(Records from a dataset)
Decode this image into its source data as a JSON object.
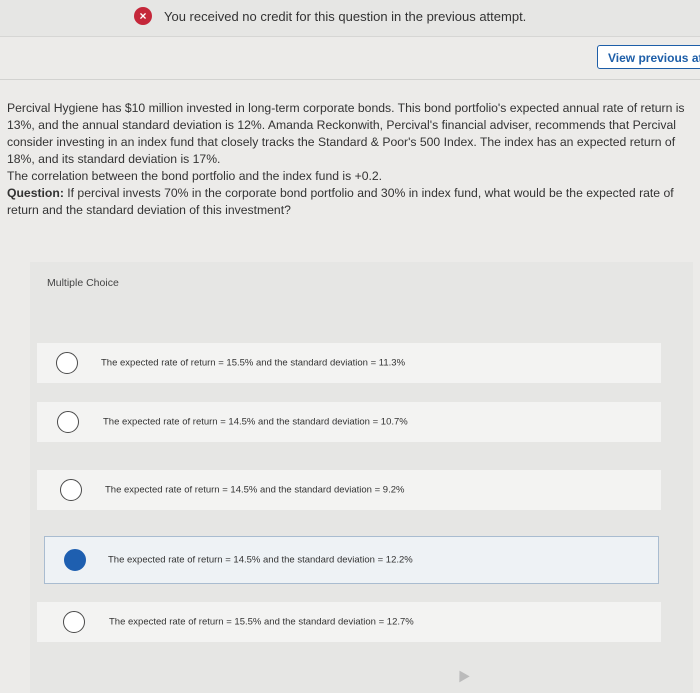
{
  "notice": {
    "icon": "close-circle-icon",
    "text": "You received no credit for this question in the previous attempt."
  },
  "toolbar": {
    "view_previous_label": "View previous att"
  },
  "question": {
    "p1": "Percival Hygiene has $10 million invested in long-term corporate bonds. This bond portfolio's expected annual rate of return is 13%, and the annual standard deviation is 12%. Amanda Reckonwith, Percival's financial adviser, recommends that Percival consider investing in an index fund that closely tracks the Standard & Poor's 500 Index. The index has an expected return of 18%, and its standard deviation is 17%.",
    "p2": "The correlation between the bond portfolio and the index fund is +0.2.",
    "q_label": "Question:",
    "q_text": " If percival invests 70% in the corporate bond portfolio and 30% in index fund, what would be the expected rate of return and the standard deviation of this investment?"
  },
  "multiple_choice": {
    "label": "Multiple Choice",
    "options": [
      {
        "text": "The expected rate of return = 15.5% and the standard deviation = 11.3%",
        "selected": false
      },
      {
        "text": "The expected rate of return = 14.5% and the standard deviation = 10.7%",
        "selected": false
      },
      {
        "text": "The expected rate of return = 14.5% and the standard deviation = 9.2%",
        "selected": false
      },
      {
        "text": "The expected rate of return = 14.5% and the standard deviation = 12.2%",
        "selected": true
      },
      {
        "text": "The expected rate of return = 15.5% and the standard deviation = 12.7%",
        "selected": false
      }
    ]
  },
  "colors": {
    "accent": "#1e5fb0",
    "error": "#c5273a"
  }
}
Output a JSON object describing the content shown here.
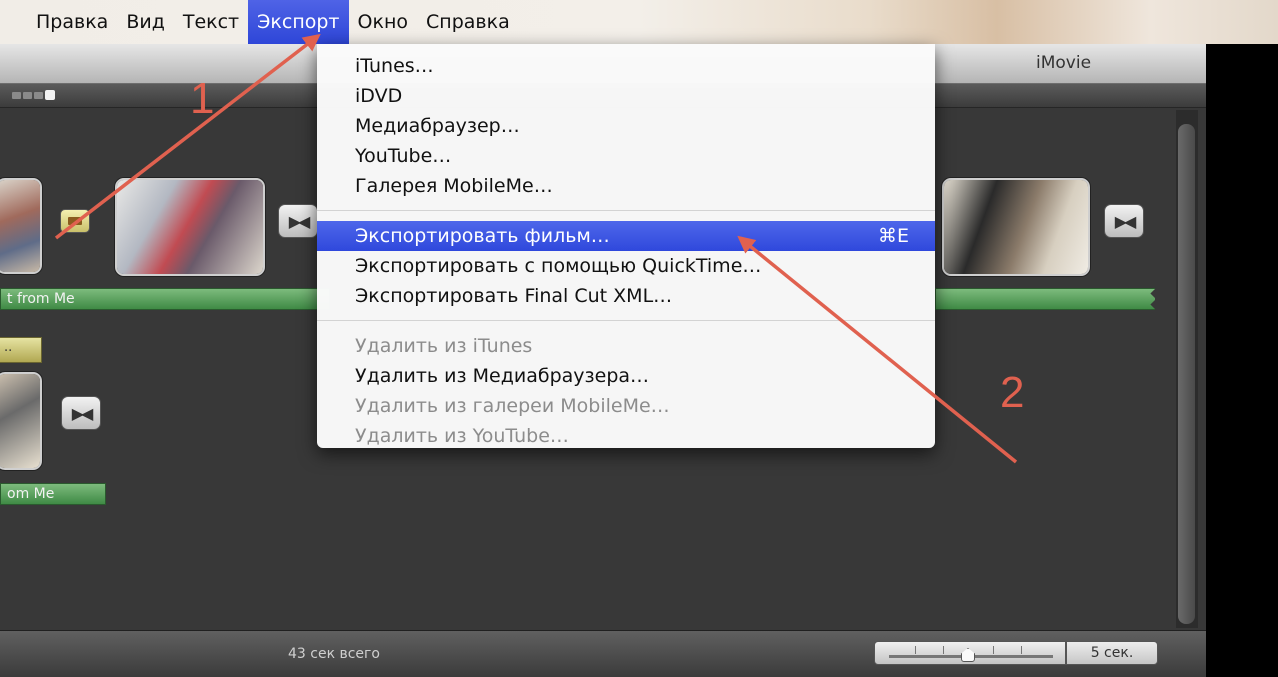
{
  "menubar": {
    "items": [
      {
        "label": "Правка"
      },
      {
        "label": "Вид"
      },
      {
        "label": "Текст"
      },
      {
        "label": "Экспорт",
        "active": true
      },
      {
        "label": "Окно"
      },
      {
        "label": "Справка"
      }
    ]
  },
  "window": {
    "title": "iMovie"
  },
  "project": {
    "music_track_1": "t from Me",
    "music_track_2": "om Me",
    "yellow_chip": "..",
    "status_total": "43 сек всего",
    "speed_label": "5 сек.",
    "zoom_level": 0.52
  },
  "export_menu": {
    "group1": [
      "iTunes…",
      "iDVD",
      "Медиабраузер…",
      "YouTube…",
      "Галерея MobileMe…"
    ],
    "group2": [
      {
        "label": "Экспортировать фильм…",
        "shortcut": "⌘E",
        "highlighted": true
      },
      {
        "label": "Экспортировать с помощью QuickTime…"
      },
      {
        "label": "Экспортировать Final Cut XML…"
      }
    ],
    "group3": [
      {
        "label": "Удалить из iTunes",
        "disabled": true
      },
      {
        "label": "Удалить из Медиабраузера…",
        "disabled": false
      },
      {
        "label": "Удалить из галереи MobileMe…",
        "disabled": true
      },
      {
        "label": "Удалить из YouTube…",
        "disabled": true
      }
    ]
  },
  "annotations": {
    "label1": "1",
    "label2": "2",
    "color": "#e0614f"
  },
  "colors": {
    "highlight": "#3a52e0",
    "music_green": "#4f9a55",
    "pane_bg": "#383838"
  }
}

* * *

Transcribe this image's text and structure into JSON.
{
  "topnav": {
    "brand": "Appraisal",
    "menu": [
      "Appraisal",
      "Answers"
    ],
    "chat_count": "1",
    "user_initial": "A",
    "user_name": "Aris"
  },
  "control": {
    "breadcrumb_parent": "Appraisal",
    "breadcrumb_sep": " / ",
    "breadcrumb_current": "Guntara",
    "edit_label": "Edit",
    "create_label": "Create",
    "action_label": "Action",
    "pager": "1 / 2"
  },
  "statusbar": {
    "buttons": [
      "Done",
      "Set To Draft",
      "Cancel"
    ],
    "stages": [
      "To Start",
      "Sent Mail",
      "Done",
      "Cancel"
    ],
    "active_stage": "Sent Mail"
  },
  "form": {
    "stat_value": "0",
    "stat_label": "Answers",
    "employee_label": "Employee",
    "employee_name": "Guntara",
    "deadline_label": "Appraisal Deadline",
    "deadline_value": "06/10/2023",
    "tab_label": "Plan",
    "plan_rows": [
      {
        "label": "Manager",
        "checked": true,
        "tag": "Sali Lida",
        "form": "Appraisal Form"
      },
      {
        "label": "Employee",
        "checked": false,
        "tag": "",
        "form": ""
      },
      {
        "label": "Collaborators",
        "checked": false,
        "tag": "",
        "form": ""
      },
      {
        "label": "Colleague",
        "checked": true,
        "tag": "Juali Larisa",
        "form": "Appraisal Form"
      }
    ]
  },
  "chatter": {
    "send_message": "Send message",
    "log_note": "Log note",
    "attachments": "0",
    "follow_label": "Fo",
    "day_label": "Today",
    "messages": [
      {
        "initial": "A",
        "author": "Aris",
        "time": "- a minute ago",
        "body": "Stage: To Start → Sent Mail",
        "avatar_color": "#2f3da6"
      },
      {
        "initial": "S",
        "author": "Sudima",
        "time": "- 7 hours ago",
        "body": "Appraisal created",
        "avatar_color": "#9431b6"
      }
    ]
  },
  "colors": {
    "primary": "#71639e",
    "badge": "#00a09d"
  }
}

=== Task goal ===
Note how many lines in the material hold the word "Удалить", and give that number with nothing added.

=== Solution to the problem ===
4